** Start of Material provided **

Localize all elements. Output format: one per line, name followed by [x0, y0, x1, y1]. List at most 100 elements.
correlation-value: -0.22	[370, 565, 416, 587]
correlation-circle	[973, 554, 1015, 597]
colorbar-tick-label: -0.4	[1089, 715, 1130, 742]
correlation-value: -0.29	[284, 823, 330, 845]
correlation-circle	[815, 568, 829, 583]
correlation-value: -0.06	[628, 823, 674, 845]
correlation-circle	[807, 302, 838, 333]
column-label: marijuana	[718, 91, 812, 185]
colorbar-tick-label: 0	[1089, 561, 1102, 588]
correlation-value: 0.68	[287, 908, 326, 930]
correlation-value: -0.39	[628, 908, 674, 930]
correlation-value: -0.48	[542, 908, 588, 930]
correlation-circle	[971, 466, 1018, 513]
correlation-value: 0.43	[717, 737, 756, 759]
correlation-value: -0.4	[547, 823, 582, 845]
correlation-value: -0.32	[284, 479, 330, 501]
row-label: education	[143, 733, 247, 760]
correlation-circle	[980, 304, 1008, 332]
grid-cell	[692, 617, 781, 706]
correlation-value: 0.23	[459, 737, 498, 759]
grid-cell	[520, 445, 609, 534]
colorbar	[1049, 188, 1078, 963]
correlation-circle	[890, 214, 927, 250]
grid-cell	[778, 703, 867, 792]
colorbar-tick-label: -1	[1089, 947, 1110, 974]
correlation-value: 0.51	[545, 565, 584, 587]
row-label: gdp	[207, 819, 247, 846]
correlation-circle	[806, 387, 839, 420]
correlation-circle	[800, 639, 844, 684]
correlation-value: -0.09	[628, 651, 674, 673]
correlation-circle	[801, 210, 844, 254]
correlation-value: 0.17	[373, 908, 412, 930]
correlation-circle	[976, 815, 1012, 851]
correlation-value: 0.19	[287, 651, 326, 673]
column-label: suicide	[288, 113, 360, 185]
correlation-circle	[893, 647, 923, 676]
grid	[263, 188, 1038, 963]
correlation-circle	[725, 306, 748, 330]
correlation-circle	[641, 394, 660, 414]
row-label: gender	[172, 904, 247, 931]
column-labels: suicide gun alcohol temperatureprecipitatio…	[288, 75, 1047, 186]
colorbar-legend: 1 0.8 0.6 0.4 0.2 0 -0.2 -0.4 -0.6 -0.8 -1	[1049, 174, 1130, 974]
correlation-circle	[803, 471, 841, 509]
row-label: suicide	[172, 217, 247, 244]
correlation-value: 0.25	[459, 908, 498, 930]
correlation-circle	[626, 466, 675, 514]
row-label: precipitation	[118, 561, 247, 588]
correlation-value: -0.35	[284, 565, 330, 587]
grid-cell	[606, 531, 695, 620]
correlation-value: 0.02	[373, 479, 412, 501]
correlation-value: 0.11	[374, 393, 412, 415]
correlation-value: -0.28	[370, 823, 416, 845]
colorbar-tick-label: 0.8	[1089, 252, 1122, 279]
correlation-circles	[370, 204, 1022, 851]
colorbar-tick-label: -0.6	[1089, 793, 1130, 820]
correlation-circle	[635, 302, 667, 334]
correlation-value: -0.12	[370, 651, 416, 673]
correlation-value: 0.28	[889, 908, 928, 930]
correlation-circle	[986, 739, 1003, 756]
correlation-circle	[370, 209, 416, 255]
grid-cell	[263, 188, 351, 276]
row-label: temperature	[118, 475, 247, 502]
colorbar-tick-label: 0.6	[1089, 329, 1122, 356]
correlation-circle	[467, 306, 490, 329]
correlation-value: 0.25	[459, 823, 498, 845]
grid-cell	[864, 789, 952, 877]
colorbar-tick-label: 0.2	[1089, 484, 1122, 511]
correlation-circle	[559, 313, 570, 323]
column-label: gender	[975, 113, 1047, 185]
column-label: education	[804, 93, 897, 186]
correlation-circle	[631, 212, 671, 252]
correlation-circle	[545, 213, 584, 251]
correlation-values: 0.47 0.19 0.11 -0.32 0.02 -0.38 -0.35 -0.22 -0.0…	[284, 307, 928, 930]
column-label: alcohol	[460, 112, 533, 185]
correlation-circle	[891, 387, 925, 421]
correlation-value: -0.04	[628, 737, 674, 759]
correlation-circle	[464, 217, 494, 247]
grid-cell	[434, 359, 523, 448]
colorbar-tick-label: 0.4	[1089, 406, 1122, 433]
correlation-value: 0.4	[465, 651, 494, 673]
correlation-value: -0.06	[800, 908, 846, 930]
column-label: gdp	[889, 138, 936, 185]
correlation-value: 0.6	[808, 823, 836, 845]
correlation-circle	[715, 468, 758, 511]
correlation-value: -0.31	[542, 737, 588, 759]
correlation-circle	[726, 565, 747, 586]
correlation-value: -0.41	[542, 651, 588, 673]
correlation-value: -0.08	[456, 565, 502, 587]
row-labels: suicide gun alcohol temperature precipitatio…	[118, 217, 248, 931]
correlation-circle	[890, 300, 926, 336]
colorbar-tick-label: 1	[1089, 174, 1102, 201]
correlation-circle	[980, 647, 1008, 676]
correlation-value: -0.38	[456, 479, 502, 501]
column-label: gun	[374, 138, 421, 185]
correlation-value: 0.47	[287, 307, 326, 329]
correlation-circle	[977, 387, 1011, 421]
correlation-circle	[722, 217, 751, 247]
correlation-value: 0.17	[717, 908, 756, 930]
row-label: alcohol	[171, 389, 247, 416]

** End of Material provided **

**What is expected**: Set down every line of the records above again, word for word and in the same order.

**Result for this task**:
Localize all elements. Output format: one per line, name followed by [x0, y0, x1, y1]. List at most 100 elements.
correlation-value: -0.22	[370, 565, 416, 587]
correlation-circle	[973, 554, 1015, 597]
colorbar-tick-label: -0.4	[1089, 715, 1130, 742]
correlation-value: -0.29	[284, 823, 330, 845]
correlation-circle	[815, 568, 829, 583]
correlation-value: -0.06	[628, 823, 674, 845]
correlation-circle	[807, 302, 838, 333]
column-label: marijuana	[718, 91, 812, 185]
colorbar-tick-label: 0	[1089, 561, 1102, 588]
correlation-value: 0.68	[287, 908, 326, 930]
correlation-value: -0.39	[628, 908, 674, 930]
correlation-value: -0.48	[542, 908, 588, 930]
correlation-circle	[971, 466, 1018, 513]
correlation-value: 0.43	[717, 737, 756, 759]
correlation-value: -0.4	[547, 823, 582, 845]
correlation-value: -0.32	[284, 479, 330, 501]
row-label: education	[143, 733, 247, 760]
correlation-circle	[980, 304, 1008, 332]
grid-cell	[692, 617, 781, 706]
correlation-value: 0.23	[459, 737, 498, 759]
grid-cell	[520, 445, 609, 534]
colorbar	[1049, 188, 1078, 963]
correlation-circle	[890, 214, 927, 250]
grid-cell	[778, 703, 867, 792]
colorbar-tick-label: -1	[1089, 947, 1110, 974]
correlation-value: 0.51	[545, 565, 584, 587]
row-label: gdp	[207, 819, 247, 846]
correlation-circle	[806, 387, 839, 420]
correlation-circle	[800, 639, 844, 684]
correlation-value: -0.09	[628, 651, 674, 673]
correlation-circle	[801, 210, 844, 254]
correlation-value: 0.17	[373, 908, 412, 930]
correlation-circle	[976, 815, 1012, 851]
correlation-value: 0.19	[287, 651, 326, 673]
column-label: suicide	[288, 113, 360, 185]
correlation-circle	[893, 647, 923, 676]
grid	[263, 188, 1038, 963]
correlation-circle	[725, 306, 748, 330]
correlation-circle	[641, 394, 660, 414]
row-label: gender	[172, 904, 247, 931]
column-labels: suicide gun alcohol temperatureprecipitatio…	[288, 75, 1047, 186]
colorbar-legend: 1 0.8 0.6 0.4 0.2 0 -0.2 -0.4 -0.6 -0.8 -1	[1049, 174, 1130, 974]
correlation-circle	[803, 471, 841, 509]
row-label: suicide	[172, 217, 247, 244]
correlation-value: 0.25	[459, 908, 498, 930]
correlation-circle	[626, 466, 675, 514]
row-label: precipitation	[118, 561, 247, 588]
correlation-value: -0.35	[284, 565, 330, 587]
grid-cell	[606, 531, 695, 620]
correlation-value: 0.02	[373, 479, 412, 501]
correlation-value: 0.11	[374, 393, 412, 415]
correlation-value: -0.28	[370, 823, 416, 845]
colorbar-tick-label: 0.8	[1089, 252, 1122, 279]
correlation-circles	[370, 204, 1022, 851]
colorbar-tick-label: -0.6	[1089, 793, 1130, 820]
correlation-circle	[635, 302, 667, 334]
correlation-value: -0.12	[370, 651, 416, 673]
correlation-value: 0.28	[889, 908, 928, 930]
correlation-circle	[986, 739, 1003, 756]
correlation-circle	[370, 209, 416, 255]
grid-cell	[263, 188, 351, 276]
row-label: temperature	[118, 475, 247, 502]
colorbar-tick-label: 0.6	[1089, 329, 1122, 356]
correlation-circle	[467, 306, 490, 329]
correlation-value: 0.25	[459, 823, 498, 845]
grid-cell	[864, 789, 952, 877]
colorbar-tick-label: 0.2	[1089, 484, 1122, 511]
correlation-circle	[559, 313, 570, 323]
column-label: gender	[975, 113, 1047, 185]
column-label: education	[804, 93, 897, 186]
correlation-circle	[631, 212, 671, 252]
correlation-circle	[545, 213, 584, 251]
correlation-values: 0.47 0.19 0.11 -0.32 0.02 -0.38 -0.35 -0.22 -0.0…	[284, 307, 928, 930]
column-label: alcohol	[460, 112, 533, 185]
correlation-circle	[891, 387, 925, 421]
correlation-value: -0.04	[628, 737, 674, 759]
correlation-circle	[464, 217, 494, 247]
grid-cell	[434, 359, 523, 448]
colorbar-tick-label: 0.4	[1089, 406, 1122, 433]
correlation-value: 0.4	[465, 651, 494, 673]
correlation-value: -0.06	[800, 908, 846, 930]
column-label: gdp	[889, 138, 936, 185]
correlation-value: 0.6	[808, 823, 836, 845]
correlation-circle	[715, 468, 758, 511]
correlation-value: -0.31	[542, 737, 588, 759]
correlation-circle	[726, 565, 747, 586]
correlation-value: -0.41	[542, 651, 588, 673]
correlation-value: -0.08	[456, 565, 502, 587]
row-labels: suicide gun alcohol temperature precipitatio…	[118, 217, 248, 931]
correlation-circle	[890, 300, 926, 336]
colorbar-tick-label: 1	[1089, 174, 1102, 201]
correlation-circle	[980, 647, 1008, 676]
correlation-value: -0.38	[456, 479, 502, 501]
column-label: gun	[374, 138, 421, 185]
correlation-value: 0.47	[287, 307, 326, 329]
correlation-circle	[977, 387, 1011, 421]
correlation-circle	[722, 217, 751, 247]
correlation-value: 0.17	[717, 908, 756, 930]
row-label: alcohol	[171, 389, 247, 416]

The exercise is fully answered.